* DATA FOR THIS TASK:
============
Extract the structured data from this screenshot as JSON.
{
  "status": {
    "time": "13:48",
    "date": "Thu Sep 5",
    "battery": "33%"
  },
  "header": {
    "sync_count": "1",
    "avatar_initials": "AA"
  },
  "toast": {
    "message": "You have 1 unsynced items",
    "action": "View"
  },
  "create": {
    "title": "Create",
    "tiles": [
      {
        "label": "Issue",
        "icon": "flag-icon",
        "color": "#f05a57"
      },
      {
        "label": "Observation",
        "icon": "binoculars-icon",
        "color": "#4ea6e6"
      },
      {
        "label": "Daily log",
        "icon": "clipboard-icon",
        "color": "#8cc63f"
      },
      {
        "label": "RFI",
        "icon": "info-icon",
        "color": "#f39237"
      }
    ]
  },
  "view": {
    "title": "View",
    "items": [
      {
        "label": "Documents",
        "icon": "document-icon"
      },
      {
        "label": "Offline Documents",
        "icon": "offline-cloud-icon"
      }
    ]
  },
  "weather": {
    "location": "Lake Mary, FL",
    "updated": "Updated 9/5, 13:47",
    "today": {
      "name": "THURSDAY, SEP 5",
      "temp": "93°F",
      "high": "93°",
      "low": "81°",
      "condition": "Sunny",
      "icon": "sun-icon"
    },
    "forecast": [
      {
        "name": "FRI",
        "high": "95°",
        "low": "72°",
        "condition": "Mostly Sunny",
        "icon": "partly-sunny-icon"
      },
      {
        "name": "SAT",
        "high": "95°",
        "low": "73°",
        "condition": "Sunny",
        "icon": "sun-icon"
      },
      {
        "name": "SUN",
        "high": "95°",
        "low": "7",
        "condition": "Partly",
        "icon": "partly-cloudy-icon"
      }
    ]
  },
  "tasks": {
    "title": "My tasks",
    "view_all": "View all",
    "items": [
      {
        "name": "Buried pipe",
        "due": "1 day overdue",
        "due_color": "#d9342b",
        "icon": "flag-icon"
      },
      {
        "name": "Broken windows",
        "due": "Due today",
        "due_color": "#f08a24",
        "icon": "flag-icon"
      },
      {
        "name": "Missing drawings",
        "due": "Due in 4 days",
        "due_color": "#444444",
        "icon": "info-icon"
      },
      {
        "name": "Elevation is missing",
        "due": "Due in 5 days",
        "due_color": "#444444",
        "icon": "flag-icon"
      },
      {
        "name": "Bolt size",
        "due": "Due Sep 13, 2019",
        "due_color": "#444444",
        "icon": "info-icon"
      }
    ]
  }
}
============
* PROBLEM TO SOLVE:
Your task is to reproduce the whole listing exactly.

* OUTPUT FOR THIS EXERCISE:
Extract the structured data from this screenshot as JSON.
{
  "status": {
    "time": "13:48",
    "date": "Thu Sep 5",
    "battery": "33%"
  },
  "header": {
    "sync_count": "1",
    "avatar_initials": "AA"
  },
  "toast": {
    "message": "You have 1 unsynced items",
    "action": "View"
  },
  "create": {
    "title": "Create",
    "tiles": [
      {
        "label": "Issue",
        "icon": "flag-icon",
        "color": "#f05a57"
      },
      {
        "label": "Observation",
        "icon": "binoculars-icon",
        "color": "#4ea6e6"
      },
      {
        "label": "Daily log",
        "icon": "clipboard-icon",
        "color": "#8cc63f"
      },
      {
        "label": "RFI",
        "icon": "info-icon",
        "color": "#f39237"
      }
    ]
  },
  "view": {
    "title": "View",
    "items": [
      {
        "label": "Documents",
        "icon": "document-icon"
      },
      {
        "label": "Offline Documents",
        "icon": "offline-cloud-icon"
      }
    ]
  },
  "weather": {
    "location": "Lake Mary, FL",
    "updated": "Updated 9/5, 13:47",
    "today": {
      "name": "THURSDAY, SEP 5",
      "temp": "93°F",
      "high": "93°",
      "low": "81°",
      "condition": "Sunny",
      "icon": "sun-icon"
    },
    "forecast": [
      {
        "name": "FRI",
        "high": "95°",
        "low": "72°",
        "condition": "Mostly Sunny",
        "icon": "partly-sunny-icon"
      },
      {
        "name": "SAT",
        "high": "95°",
        "low": "73°",
        "condition": "Sunny",
        "icon": "sun-icon"
      },
      {
        "name": "SUN",
        "high": "95°",
        "low": "7",
        "condition": "Partly",
        "icon": "partly-cloudy-icon"
      }
    ]
  },
  "tasks": {
    "title": "My tasks",
    "view_all": "View all",
    "items": [
      {
        "name": "Buried pipe",
        "due": "1 day overdue",
        "due_color": "#d9342b",
        "icon": "flag-icon"
      },
      {
        "name": "Broken windows",
        "due": "Due today",
        "due_color": "#f08a24",
        "icon": "flag-icon"
      },
      {
        "name": "Missing drawings",
        "due": "Due in 4 days",
        "due_color": "#444444",
        "icon": "info-icon"
      },
      {
        "name": "Elevation is missing",
        "due": "Due in 5 days",
        "due_color": "#444444",
        "icon": "flag-icon"
      },
      {
        "name": "Bolt size",
        "due": "Due Sep 13, 2019",
        "due_color": "#444444",
        "icon": "info-icon"
      }
    ]
  }
}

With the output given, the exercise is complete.